───── EXCERPTED RECORDS
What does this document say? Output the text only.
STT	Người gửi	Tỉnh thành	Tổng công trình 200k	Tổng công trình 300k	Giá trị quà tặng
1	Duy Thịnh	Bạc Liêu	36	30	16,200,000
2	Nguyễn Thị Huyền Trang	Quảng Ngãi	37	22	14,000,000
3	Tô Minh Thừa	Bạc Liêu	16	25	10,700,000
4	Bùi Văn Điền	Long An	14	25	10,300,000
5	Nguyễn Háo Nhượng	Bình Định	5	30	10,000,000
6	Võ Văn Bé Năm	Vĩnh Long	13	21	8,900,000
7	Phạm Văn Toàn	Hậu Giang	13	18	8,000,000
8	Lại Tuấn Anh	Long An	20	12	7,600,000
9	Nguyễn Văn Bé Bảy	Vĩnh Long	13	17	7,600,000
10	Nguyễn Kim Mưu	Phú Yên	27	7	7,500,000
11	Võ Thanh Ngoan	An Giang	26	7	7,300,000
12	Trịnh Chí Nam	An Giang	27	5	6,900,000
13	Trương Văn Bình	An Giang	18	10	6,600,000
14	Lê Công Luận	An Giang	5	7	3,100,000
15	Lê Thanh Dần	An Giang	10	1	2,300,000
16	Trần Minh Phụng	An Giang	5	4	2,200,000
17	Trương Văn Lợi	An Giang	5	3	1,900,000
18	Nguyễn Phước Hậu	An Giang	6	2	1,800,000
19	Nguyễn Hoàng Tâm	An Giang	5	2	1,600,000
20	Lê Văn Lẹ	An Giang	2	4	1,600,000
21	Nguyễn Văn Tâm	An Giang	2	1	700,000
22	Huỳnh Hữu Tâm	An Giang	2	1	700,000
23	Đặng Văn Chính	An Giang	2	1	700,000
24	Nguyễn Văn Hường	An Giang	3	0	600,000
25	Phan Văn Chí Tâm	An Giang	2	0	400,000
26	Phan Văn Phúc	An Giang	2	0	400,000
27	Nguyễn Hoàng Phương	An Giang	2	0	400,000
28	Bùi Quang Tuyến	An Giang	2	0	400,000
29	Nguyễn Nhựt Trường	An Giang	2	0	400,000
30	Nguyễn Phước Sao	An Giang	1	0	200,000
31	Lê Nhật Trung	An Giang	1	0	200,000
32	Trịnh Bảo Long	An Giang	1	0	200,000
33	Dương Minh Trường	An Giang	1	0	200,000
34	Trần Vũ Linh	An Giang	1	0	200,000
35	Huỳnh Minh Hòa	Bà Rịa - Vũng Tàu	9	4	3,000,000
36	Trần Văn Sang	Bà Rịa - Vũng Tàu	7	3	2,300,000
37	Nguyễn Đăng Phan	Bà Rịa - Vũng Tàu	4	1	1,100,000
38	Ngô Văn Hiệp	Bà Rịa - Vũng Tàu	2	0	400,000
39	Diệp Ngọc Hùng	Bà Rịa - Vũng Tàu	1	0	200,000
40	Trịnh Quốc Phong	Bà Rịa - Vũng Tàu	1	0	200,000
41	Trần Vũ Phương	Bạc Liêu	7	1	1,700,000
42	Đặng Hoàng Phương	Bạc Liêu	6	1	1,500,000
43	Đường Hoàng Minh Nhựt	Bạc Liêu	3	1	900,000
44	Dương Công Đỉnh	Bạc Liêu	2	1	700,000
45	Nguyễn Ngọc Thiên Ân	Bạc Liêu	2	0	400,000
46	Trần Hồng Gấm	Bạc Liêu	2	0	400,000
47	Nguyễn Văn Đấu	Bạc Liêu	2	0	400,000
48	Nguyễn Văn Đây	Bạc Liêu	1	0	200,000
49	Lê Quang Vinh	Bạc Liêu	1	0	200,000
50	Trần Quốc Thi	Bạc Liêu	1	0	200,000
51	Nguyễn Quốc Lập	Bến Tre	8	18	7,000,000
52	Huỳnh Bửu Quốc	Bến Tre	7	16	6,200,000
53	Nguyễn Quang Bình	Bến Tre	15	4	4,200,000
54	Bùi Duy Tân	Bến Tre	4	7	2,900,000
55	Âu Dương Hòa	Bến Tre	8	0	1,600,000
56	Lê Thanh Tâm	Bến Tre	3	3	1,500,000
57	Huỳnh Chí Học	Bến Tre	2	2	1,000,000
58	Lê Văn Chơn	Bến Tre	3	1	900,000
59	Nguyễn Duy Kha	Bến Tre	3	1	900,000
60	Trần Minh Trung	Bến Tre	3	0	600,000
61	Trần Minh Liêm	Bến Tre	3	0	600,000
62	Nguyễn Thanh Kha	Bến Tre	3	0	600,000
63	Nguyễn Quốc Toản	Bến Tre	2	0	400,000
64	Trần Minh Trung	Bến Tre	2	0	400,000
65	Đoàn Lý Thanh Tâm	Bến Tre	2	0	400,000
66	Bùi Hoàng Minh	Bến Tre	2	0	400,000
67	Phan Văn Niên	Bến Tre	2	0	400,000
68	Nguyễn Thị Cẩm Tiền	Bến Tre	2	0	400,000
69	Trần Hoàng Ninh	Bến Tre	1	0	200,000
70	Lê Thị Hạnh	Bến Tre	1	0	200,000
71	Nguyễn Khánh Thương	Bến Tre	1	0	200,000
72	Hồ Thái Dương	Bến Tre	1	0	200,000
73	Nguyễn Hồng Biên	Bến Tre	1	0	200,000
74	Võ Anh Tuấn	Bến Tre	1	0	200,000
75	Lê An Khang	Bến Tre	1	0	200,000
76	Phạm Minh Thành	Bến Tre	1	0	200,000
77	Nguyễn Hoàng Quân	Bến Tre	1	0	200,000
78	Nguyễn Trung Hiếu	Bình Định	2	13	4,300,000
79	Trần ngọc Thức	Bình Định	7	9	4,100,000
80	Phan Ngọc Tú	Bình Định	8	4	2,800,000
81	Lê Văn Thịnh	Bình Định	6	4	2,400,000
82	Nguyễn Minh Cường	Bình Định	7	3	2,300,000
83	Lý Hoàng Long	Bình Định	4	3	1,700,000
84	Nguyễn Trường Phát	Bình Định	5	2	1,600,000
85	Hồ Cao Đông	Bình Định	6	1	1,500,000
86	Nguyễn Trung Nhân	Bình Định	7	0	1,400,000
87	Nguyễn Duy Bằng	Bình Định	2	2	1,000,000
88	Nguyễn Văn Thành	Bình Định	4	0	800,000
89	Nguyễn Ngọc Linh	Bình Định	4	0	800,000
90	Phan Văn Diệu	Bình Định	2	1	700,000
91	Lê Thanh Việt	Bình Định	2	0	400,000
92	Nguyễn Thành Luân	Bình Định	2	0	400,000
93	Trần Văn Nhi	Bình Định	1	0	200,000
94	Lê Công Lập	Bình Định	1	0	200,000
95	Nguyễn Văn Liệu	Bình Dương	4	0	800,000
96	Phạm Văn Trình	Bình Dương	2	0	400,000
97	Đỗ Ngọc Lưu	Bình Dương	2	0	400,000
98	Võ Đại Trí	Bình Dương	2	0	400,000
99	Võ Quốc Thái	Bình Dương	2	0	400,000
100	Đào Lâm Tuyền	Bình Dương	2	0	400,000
──────────
YOUR OBJECTIVE ::
Return each line of the listing that holds the string "Quốc".

SOLUTION ::
40	Trịnh Quốc Phong	Bà Rịa - Vũng Tàu	1	0	200,000
50	Trần Quốc Thi	Bạc Liêu	1	0	200,000
51	Nguyễn Quốc Lập	Bến Tre	8	18	7,000,000
52	Huỳnh Bửu Quốc	Bến Tre	7	16	6,200,000
63	Nguyễn Quốc Toản	Bến Tre	2	0	400,000
99	Võ Quốc Thái	Bình Dương	2	0	400,000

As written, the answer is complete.